EXERCISE DIRECTIONS - Starting with the line that holds "Give me the", reproduce each line through the last one of the data, exactly as written. Pictures are not copied.

SOURCE MATERIAL -
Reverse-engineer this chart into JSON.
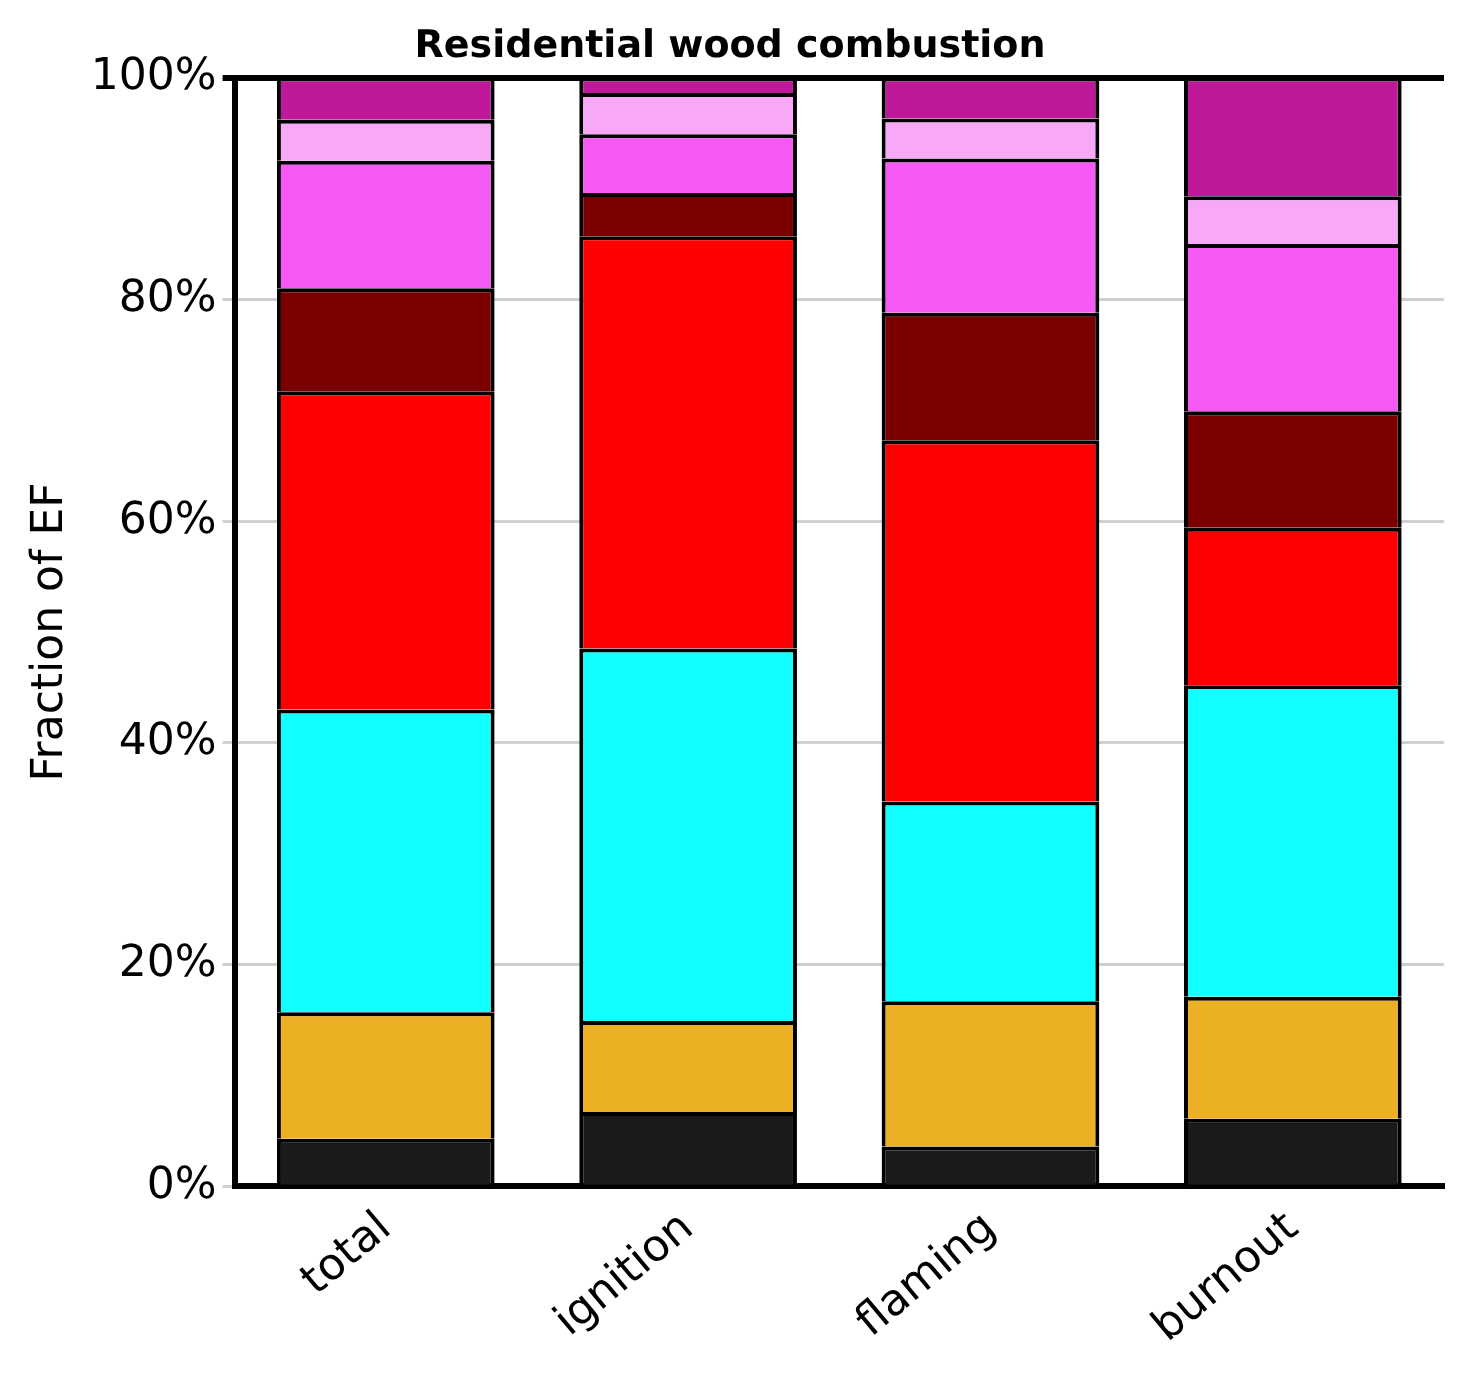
{
  "chart_data": {
    "type": "bar",
    "title": "Residential wood combustion",
    "ylabel": "Fraction of EF",
    "categories": [
      "total",
      "ignition",
      "flaming",
      "burnout"
    ],
    "stacked": true,
    "grid": "y",
    "legend": false,
    "ylim": [
      0,
      100
    ],
    "yticks": [
      {
        "value": 0,
        "label": "0%"
      },
      {
        "value": 20,
        "label": "20%"
      },
      {
        "value": 40,
        "label": "40%"
      },
      {
        "value": 60,
        "label": "60%"
      },
      {
        "value": 80,
        "label": "80%"
      },
      {
        "value": 100,
        "label": "100%"
      }
    ],
    "series": [
      {
        "color": "#1a1a1a",
        "values": [
          4.3,
          6.7,
          3.6,
          6.1
        ]
      },
      {
        "color": "#ebb024",
        "values": [
          11.4,
          8.2,
          13.1,
          11.0
        ]
      },
      {
        "color": "#12ffff",
        "values": [
          27.3,
          33.6,
          18.0,
          28.1
        ]
      },
      {
        "color": "#ff0000",
        "values": [
          28.7,
          37.2,
          32.6,
          14.2
        ]
      },
      {
        "color": "#7a0000",
        "values": [
          9.3,
          3.9,
          11.5,
          10.5
        ]
      },
      {
        "color": "#f55af5",
        "values": [
          11.5,
          5.3,
          13.9,
          15.1
        ]
      },
      {
        "color": "#f7a8f7",
        "values": [
          3.7,
          3.7,
          3.6,
          4.3
        ]
      },
      {
        "color": "#c0189a",
        "values": [
          3.8,
          1.4,
          3.7,
          10.7
        ]
      }
    ]
  }
}
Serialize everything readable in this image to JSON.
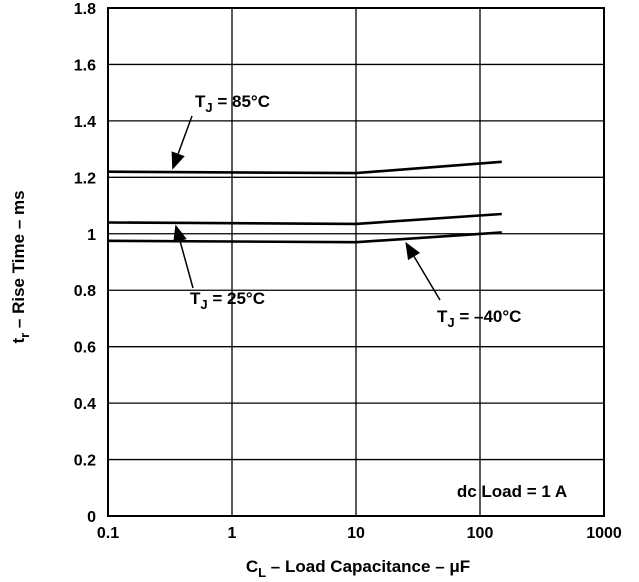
{
  "chart_data": {
    "type": "line",
    "x_scale": "log",
    "xlim": [
      0.1,
      1000
    ],
    "ylim": [
      0,
      1.8
    ],
    "grid": true,
    "x_ticks": [
      {
        "v": 0.1,
        "label": "0.1"
      },
      {
        "v": 1,
        "label": "1"
      },
      {
        "v": 10,
        "label": "10"
      },
      {
        "v": 100,
        "label": "100"
      },
      {
        "v": 1000,
        "label": "1000"
      }
    ],
    "y_ticks": [
      {
        "v": 0,
        "label": "0"
      },
      {
        "v": 0.2,
        "label": "0.2"
      },
      {
        "v": 0.4,
        "label": "0.4"
      },
      {
        "v": 0.6,
        "label": "0.6"
      },
      {
        "v": 0.8,
        "label": "0.8"
      },
      {
        "v": 1,
        "label": "1"
      },
      {
        "v": 1.2,
        "label": "1.2"
      },
      {
        "v": 1.4,
        "label": "1.4"
      },
      {
        "v": 1.6,
        "label": "1.6"
      },
      {
        "v": 1.8,
        "label": "1.8"
      }
    ],
    "xlabel": {
      "main": "C",
      "sub": "L",
      "rest": " – Load Capacitance – μF"
    },
    "ylabel": {
      "main": "t",
      "sub": "r",
      "rest": "  – Rise Time – ms"
    },
    "series": [
      {
        "name": "T_J = 85°C",
        "x": [
          0.1,
          10,
          150
        ],
        "y": [
          1.22,
          1.215,
          1.255
        ]
      },
      {
        "name": "T_J = 25°C",
        "x": [
          0.1,
          10,
          150
        ],
        "y": [
          1.04,
          1.035,
          1.07
        ]
      },
      {
        "name": "T_J = -40°C",
        "x": [
          0.1,
          10,
          150
        ],
        "y": [
          0.975,
          0.97,
          1.005
        ]
      }
    ],
    "annotations": [
      {
        "id": "t85",
        "main": "T",
        "sub": "J",
        "rest": " = 85°C",
        "series_index": 0
      },
      {
        "id": "t25",
        "main": "T",
        "sub": "J",
        "rest": " = 25°C",
        "series_index": 1
      },
      {
        "id": "tm40",
        "main": "T",
        "sub": "J",
        "rest": " = –40°C",
        "series_index": 2
      }
    ],
    "note": "dc Load = 1 A"
  }
}
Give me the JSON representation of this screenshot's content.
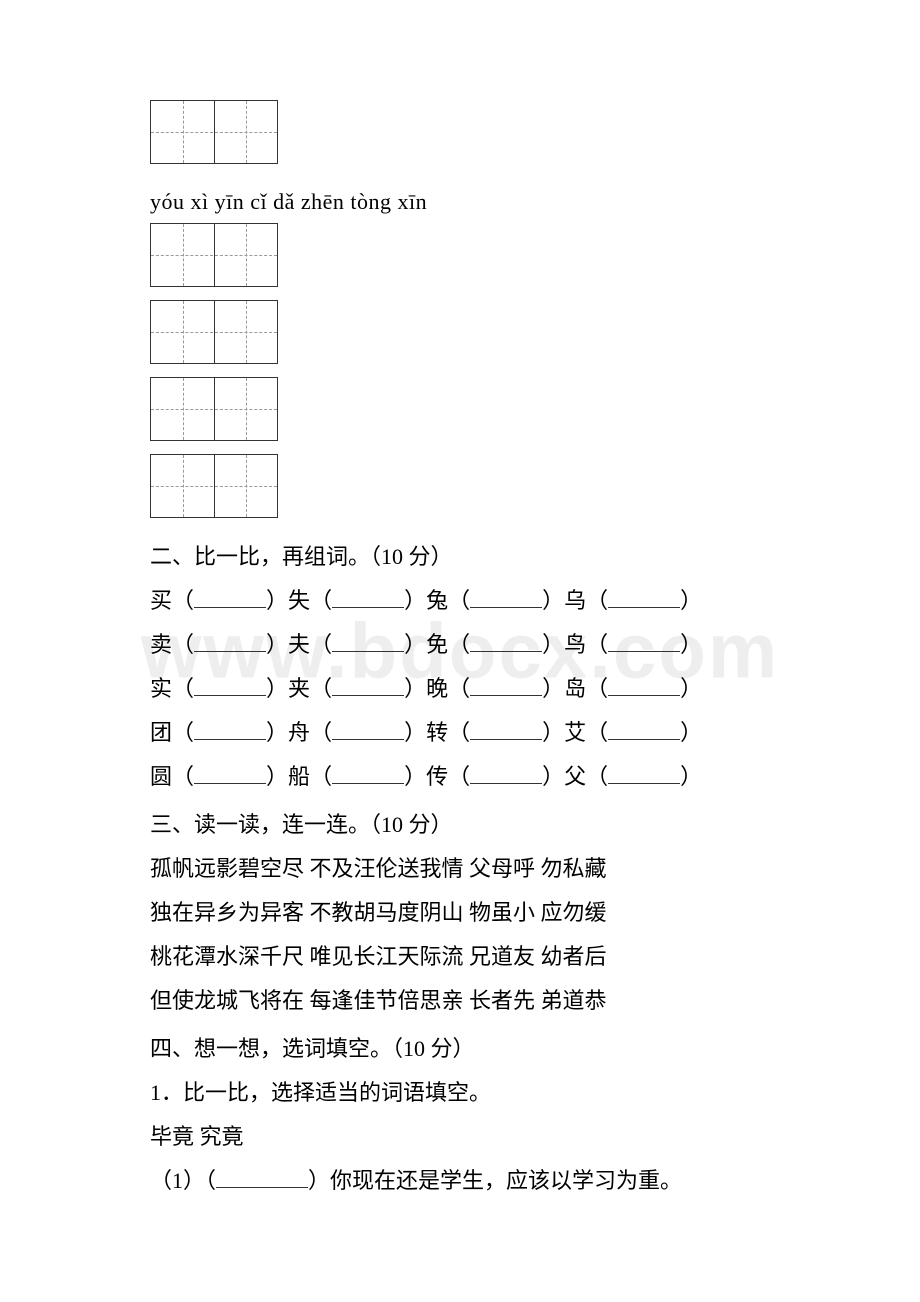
{
  "watermark": "www.bdocx.com",
  "pinyin_line": "yóu xì yīn cǐ dǎ zhēn tòng xīn",
  "sections": {
    "s2": {
      "title": "二、比一比，再组词。（10 分）",
      "rows": [
        [
          "买",
          "失",
          "兔",
          "乌"
        ],
        [
          "卖",
          "夫",
          "免",
          "鸟"
        ],
        [
          "实",
          "夹",
          "晚",
          "岛"
        ],
        [
          "团",
          "舟",
          "转",
          "艾"
        ],
        [
          "圆",
          "船",
          "传",
          "父"
        ]
      ]
    },
    "s3": {
      "title": "三、读一读，连一连。（10 分）",
      "lines": [
        "孤帆远影碧空尽 不及汪伦送我情 父母呼 勿私藏",
        "独在异乡为异客 不教胡马度阴山 物虽小 应勿缓",
        "桃花潭水深千尺 唯见长江天际流 兄道友 幼者后",
        "但使龙城飞将在 每逢佳节倍思亲 长者先 弟道恭"
      ]
    },
    "s4": {
      "title": "四、想一想，选词填空。（10 分）",
      "sub1": "1．比一比，选择适当的词语填空。",
      "options": "毕竟 究竟",
      "q1_prefix": "（1）（",
      "q1_suffix": "）你现在还是学生，应该以学习为重。"
    }
  }
}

OUTPUT FOR THIS TASK -
Give me the JSON representation of this screenshot's content.
{
  "watermark": "www.bdocx.com",
  "pinyin_line": "yóu xì yīn cǐ dǎ zhēn tòng xīn",
  "sections": {
    "s2": {
      "title": "二、比一比，再组词。（10 分）",
      "rows": [
        [
          "买",
          "失",
          "兔",
          "乌"
        ],
        [
          "卖",
          "夫",
          "免",
          "鸟"
        ],
        [
          "实",
          "夹",
          "晚",
          "岛"
        ],
        [
          "团",
          "舟",
          "转",
          "艾"
        ],
        [
          "圆",
          "船",
          "传",
          "父"
        ]
      ]
    },
    "s3": {
      "title": "三、读一读，连一连。（10 分）",
      "lines": [
        "孤帆远影碧空尽 不及汪伦送我情 父母呼 勿私藏",
        "独在异乡为异客 不教胡马度阴山 物虽小 应勿缓",
        "桃花潭水深千尺 唯见长江天际流 兄道友 幼者后",
        "但使龙城飞将在 每逢佳节倍思亲 长者先 弟道恭"
      ]
    },
    "s4": {
      "title": "四、想一想，选词填空。（10 分）",
      "sub1": "1．比一比，选择适当的词语填空。",
      "options": "毕竟 究竟",
      "q1_prefix": "（1）（",
      "q1_suffix": "）你现在还是学生，应该以学习为重。"
    }
  }
}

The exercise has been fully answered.